- What is expected:
Give the entries back exactly, dropping each image.
* * * * * * *
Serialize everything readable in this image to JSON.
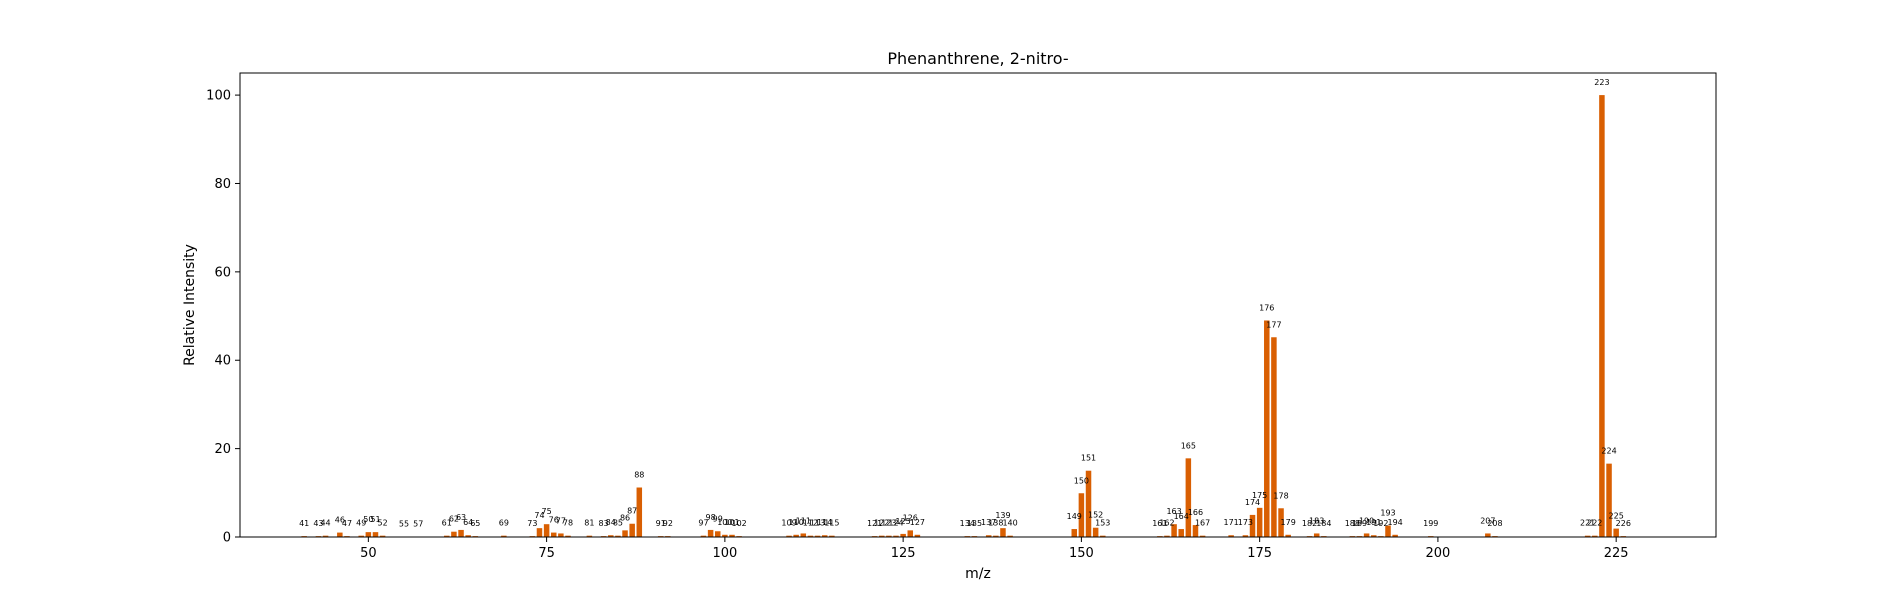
{
  "chart_data": {
    "type": "bar",
    "title": "Phenanthrene, 2-nitro-",
    "xlabel": "m/z",
    "ylabel": "Relative Intensity",
    "xlim": [
      32,
      239
    ],
    "ylim": [
      0,
      105
    ],
    "xticks": [
      50,
      75,
      100,
      125,
      150,
      175,
      200,
      225
    ],
    "yticks": [
      0,
      20,
      40,
      60,
      80,
      100
    ],
    "bar_color": "#d95f02",
    "grid": false,
    "peaks": [
      {
        "mz": 41,
        "intensity": 0.2
      },
      {
        "mz": 43,
        "intensity": 0.2
      },
      {
        "mz": 44,
        "intensity": 0.3
      },
      {
        "mz": 46,
        "intensity": 1.0
      },
      {
        "mz": 47,
        "intensity": 0.2
      },
      {
        "mz": 49,
        "intensity": 0.3
      },
      {
        "mz": 50,
        "intensity": 1.1
      },
      {
        "mz": 51,
        "intensity": 1.1
      },
      {
        "mz": 52,
        "intensity": 0.3
      },
      {
        "mz": 55,
        "intensity": 0.1
      },
      {
        "mz": 57,
        "intensity": 0.1
      },
      {
        "mz": 61,
        "intensity": 0.3
      },
      {
        "mz": 62,
        "intensity": 1.2
      },
      {
        "mz": 63,
        "intensity": 1.6
      },
      {
        "mz": 64,
        "intensity": 0.4
      },
      {
        "mz": 65,
        "intensity": 0.2
      },
      {
        "mz": 69,
        "intensity": 0.3
      },
      {
        "mz": 73,
        "intensity": 0.2
      },
      {
        "mz": 74,
        "intensity": 2.0
      },
      {
        "mz": 75,
        "intensity": 2.9
      },
      {
        "mz": 76,
        "intensity": 1.0
      },
      {
        "mz": 77,
        "intensity": 0.8
      },
      {
        "mz": 78,
        "intensity": 0.3
      },
      {
        "mz": 81,
        "intensity": 0.3
      },
      {
        "mz": 83,
        "intensity": 0.2
      },
      {
        "mz": 84,
        "intensity": 0.4
      },
      {
        "mz": 85,
        "intensity": 0.3
      },
      {
        "mz": 86,
        "intensity": 1.5
      },
      {
        "mz": 87,
        "intensity": 3.0
      },
      {
        "mz": 88,
        "intensity": 11.2
      },
      {
        "mz": 91,
        "intensity": 0.2
      },
      {
        "mz": 92,
        "intensity": 0.2
      },
      {
        "mz": 97,
        "intensity": 0.3
      },
      {
        "mz": 98,
        "intensity": 1.6
      },
      {
        "mz": 99,
        "intensity": 1.3
      },
      {
        "mz": 100,
        "intensity": 0.5
      },
      {
        "mz": 101,
        "intensity": 0.5
      },
      {
        "mz": 102,
        "intensity": 0.2
      },
      {
        "mz": 109,
        "intensity": 0.3
      },
      {
        "mz": 110,
        "intensity": 0.5
      },
      {
        "mz": 111,
        "intensity": 0.8
      },
      {
        "mz": 112,
        "intensity": 0.3
      },
      {
        "mz": 113,
        "intensity": 0.3
      },
      {
        "mz": 114,
        "intensity": 0.4
      },
      {
        "mz": 115,
        "intensity": 0.3
      },
      {
        "mz": 121,
        "intensity": 0.2
      },
      {
        "mz": 122,
        "intensity": 0.3
      },
      {
        "mz": 123,
        "intensity": 0.3
      },
      {
        "mz": 124,
        "intensity": 0.3
      },
      {
        "mz": 125,
        "intensity": 0.7
      },
      {
        "mz": 126,
        "intensity": 1.5
      },
      {
        "mz": 127,
        "intensity": 0.5
      },
      {
        "mz": 134,
        "intensity": 0.2
      },
      {
        "mz": 135,
        "intensity": 0.2
      },
      {
        "mz": 137,
        "intensity": 0.4
      },
      {
        "mz": 138,
        "intensity": 0.3
      },
      {
        "mz": 139,
        "intensity": 2.0
      },
      {
        "mz": 140,
        "intensity": 0.3
      },
      {
        "mz": 149,
        "intensity": 1.8
      },
      {
        "mz": 150,
        "intensity": 9.9
      },
      {
        "mz": 151,
        "intensity": 15.0
      },
      {
        "mz": 152,
        "intensity": 2.1
      },
      {
        "mz": 153,
        "intensity": 0.3
      },
      {
        "mz": 161,
        "intensity": 0.2
      },
      {
        "mz": 162,
        "intensity": 0.3
      },
      {
        "mz": 163,
        "intensity": 2.9
      },
      {
        "mz": 164,
        "intensity": 1.8
      },
      {
        "mz": 165,
        "intensity": 17.8
      },
      {
        "mz": 166,
        "intensity": 2.7
      },
      {
        "mz": 167,
        "intensity": 0.3
      },
      {
        "mz": 171,
        "intensity": 0.4
      },
      {
        "mz": 173,
        "intensity": 0.4
      },
      {
        "mz": 174,
        "intensity": 5.0
      },
      {
        "mz": 175,
        "intensity": 6.6
      },
      {
        "mz": 176,
        "intensity": 49.0
      },
      {
        "mz": 177,
        "intensity": 45.2
      },
      {
        "mz": 178,
        "intensity": 6.5
      },
      {
        "mz": 179,
        "intensity": 0.5
      },
      {
        "mz": 182,
        "intensity": 0.2
      },
      {
        "mz": 183,
        "intensity": 0.8
      },
      {
        "mz": 184,
        "intensity": 0.2
      },
      {
        "mz": 188,
        "intensity": 0.2
      },
      {
        "mz": 189,
        "intensity": 0.2
      },
      {
        "mz": 190,
        "intensity": 0.8
      },
      {
        "mz": 191,
        "intensity": 0.4
      },
      {
        "mz": 192,
        "intensity": 0.2
      },
      {
        "mz": 193,
        "intensity": 2.6
      },
      {
        "mz": 194,
        "intensity": 0.5
      },
      {
        "mz": 199,
        "intensity": 0.2
      },
      {
        "mz": 207,
        "intensity": 0.8
      },
      {
        "mz": 208,
        "intensity": 0.2
      },
      {
        "mz": 221,
        "intensity": 0.3
      },
      {
        "mz": 222,
        "intensity": 0.3
      },
      {
        "mz": 223,
        "intensity": 100.0
      },
      {
        "mz": 224,
        "intensity": 16.6
      },
      {
        "mz": 225,
        "intensity": 1.9
      },
      {
        "mz": 226,
        "intensity": 0.2
      }
    ]
  }
}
* * * * * * *
- Reply to the exercise:
Serialize everything readable in this image to JSON.
{
  "chart_data": {
    "type": "bar",
    "title": "Phenanthrene, 2-nitro-",
    "xlabel": "m/z",
    "ylabel": "Relative Intensity",
    "xlim": [
      32,
      239
    ],
    "ylim": [
      0,
      105
    ],
    "xticks": [
      50,
      75,
      100,
      125,
      150,
      175,
      200,
      225
    ],
    "yticks": [
      0,
      20,
      40,
      60,
      80,
      100
    ],
    "bar_color": "#d95f02",
    "grid": false,
    "peaks": [
      {
        "mz": 41,
        "intensity": 0.2
      },
      {
        "mz": 43,
        "intensity": 0.2
      },
      {
        "mz": 44,
        "intensity": 0.3
      },
      {
        "mz": 46,
        "intensity": 1.0
      },
      {
        "mz": 47,
        "intensity": 0.2
      },
      {
        "mz": 49,
        "intensity": 0.3
      },
      {
        "mz": 50,
        "intensity": 1.1
      },
      {
        "mz": 51,
        "intensity": 1.1
      },
      {
        "mz": 52,
        "intensity": 0.3
      },
      {
        "mz": 55,
        "intensity": 0.1
      },
      {
        "mz": 57,
        "intensity": 0.1
      },
      {
        "mz": 61,
        "intensity": 0.3
      },
      {
        "mz": 62,
        "intensity": 1.2
      },
      {
        "mz": 63,
        "intensity": 1.6
      },
      {
        "mz": 64,
        "intensity": 0.4
      },
      {
        "mz": 65,
        "intensity": 0.2
      },
      {
        "mz": 69,
        "intensity": 0.3
      },
      {
        "mz": 73,
        "intensity": 0.2
      },
      {
        "mz": 74,
        "intensity": 2.0
      },
      {
        "mz": 75,
        "intensity": 2.9
      },
      {
        "mz": 76,
        "intensity": 1.0
      },
      {
        "mz": 77,
        "intensity": 0.8
      },
      {
        "mz": 78,
        "intensity": 0.3
      },
      {
        "mz": 81,
        "intensity": 0.3
      },
      {
        "mz": 83,
        "intensity": 0.2
      },
      {
        "mz": 84,
        "intensity": 0.4
      },
      {
        "mz": 85,
        "intensity": 0.3
      },
      {
        "mz": 86,
        "intensity": 1.5
      },
      {
        "mz": 87,
        "intensity": 3.0
      },
      {
        "mz": 88,
        "intensity": 11.2
      },
      {
        "mz": 91,
        "intensity": 0.2
      },
      {
        "mz": 92,
        "intensity": 0.2
      },
      {
        "mz": 97,
        "intensity": 0.3
      },
      {
        "mz": 98,
        "intensity": 1.6
      },
      {
        "mz": 99,
        "intensity": 1.3
      },
      {
        "mz": 100,
        "intensity": 0.5
      },
      {
        "mz": 101,
        "intensity": 0.5
      },
      {
        "mz": 102,
        "intensity": 0.2
      },
      {
        "mz": 109,
        "intensity": 0.3
      },
      {
        "mz": 110,
        "intensity": 0.5
      },
      {
        "mz": 111,
        "intensity": 0.8
      },
      {
        "mz": 112,
        "intensity": 0.3
      },
      {
        "mz": 113,
        "intensity": 0.3
      },
      {
        "mz": 114,
        "intensity": 0.4
      },
      {
        "mz": 115,
        "intensity": 0.3
      },
      {
        "mz": 121,
        "intensity": 0.2
      },
      {
        "mz": 122,
        "intensity": 0.3
      },
      {
        "mz": 123,
        "intensity": 0.3
      },
      {
        "mz": 124,
        "intensity": 0.3
      },
      {
        "mz": 125,
        "intensity": 0.7
      },
      {
        "mz": 126,
        "intensity": 1.5
      },
      {
        "mz": 127,
        "intensity": 0.5
      },
      {
        "mz": 134,
        "intensity": 0.2
      },
      {
        "mz": 135,
        "intensity": 0.2
      },
      {
        "mz": 137,
        "intensity": 0.4
      },
      {
        "mz": 138,
        "intensity": 0.3
      },
      {
        "mz": 139,
        "intensity": 2.0
      },
      {
        "mz": 140,
        "intensity": 0.3
      },
      {
        "mz": 149,
        "intensity": 1.8
      },
      {
        "mz": 150,
        "intensity": 9.9
      },
      {
        "mz": 151,
        "intensity": 15.0
      },
      {
        "mz": 152,
        "intensity": 2.1
      },
      {
        "mz": 153,
        "intensity": 0.3
      },
      {
        "mz": 161,
        "intensity": 0.2
      },
      {
        "mz": 162,
        "intensity": 0.3
      },
      {
        "mz": 163,
        "intensity": 2.9
      },
      {
        "mz": 164,
        "intensity": 1.8
      },
      {
        "mz": 165,
        "intensity": 17.8
      },
      {
        "mz": 166,
        "intensity": 2.7
      },
      {
        "mz": 167,
        "intensity": 0.3
      },
      {
        "mz": 171,
        "intensity": 0.4
      },
      {
        "mz": 173,
        "intensity": 0.4
      },
      {
        "mz": 174,
        "intensity": 5.0
      },
      {
        "mz": 175,
        "intensity": 6.6
      },
      {
        "mz": 176,
        "intensity": 49.0
      },
      {
        "mz": 177,
        "intensity": 45.2
      },
      {
        "mz": 178,
        "intensity": 6.5
      },
      {
        "mz": 179,
        "intensity": 0.5
      },
      {
        "mz": 182,
        "intensity": 0.2
      },
      {
        "mz": 183,
        "intensity": 0.8
      },
      {
        "mz": 184,
        "intensity": 0.2
      },
      {
        "mz": 188,
        "intensity": 0.2
      },
      {
        "mz": 189,
        "intensity": 0.2
      },
      {
        "mz": 190,
        "intensity": 0.8
      },
      {
        "mz": 191,
        "intensity": 0.4
      },
      {
        "mz": 192,
        "intensity": 0.2
      },
      {
        "mz": 193,
        "intensity": 2.6
      },
      {
        "mz": 194,
        "intensity": 0.5
      },
      {
        "mz": 199,
        "intensity": 0.2
      },
      {
        "mz": 207,
        "intensity": 0.8
      },
      {
        "mz": 208,
        "intensity": 0.2
      },
      {
        "mz": 221,
        "intensity": 0.3
      },
      {
        "mz": 222,
        "intensity": 0.3
      },
      {
        "mz": 223,
        "intensity": 100.0
      },
      {
        "mz": 224,
        "intensity": 16.6
      },
      {
        "mz": 225,
        "intensity": 1.9
      },
      {
        "mz": 226,
        "intensity": 0.2
      }
    ]
  }
}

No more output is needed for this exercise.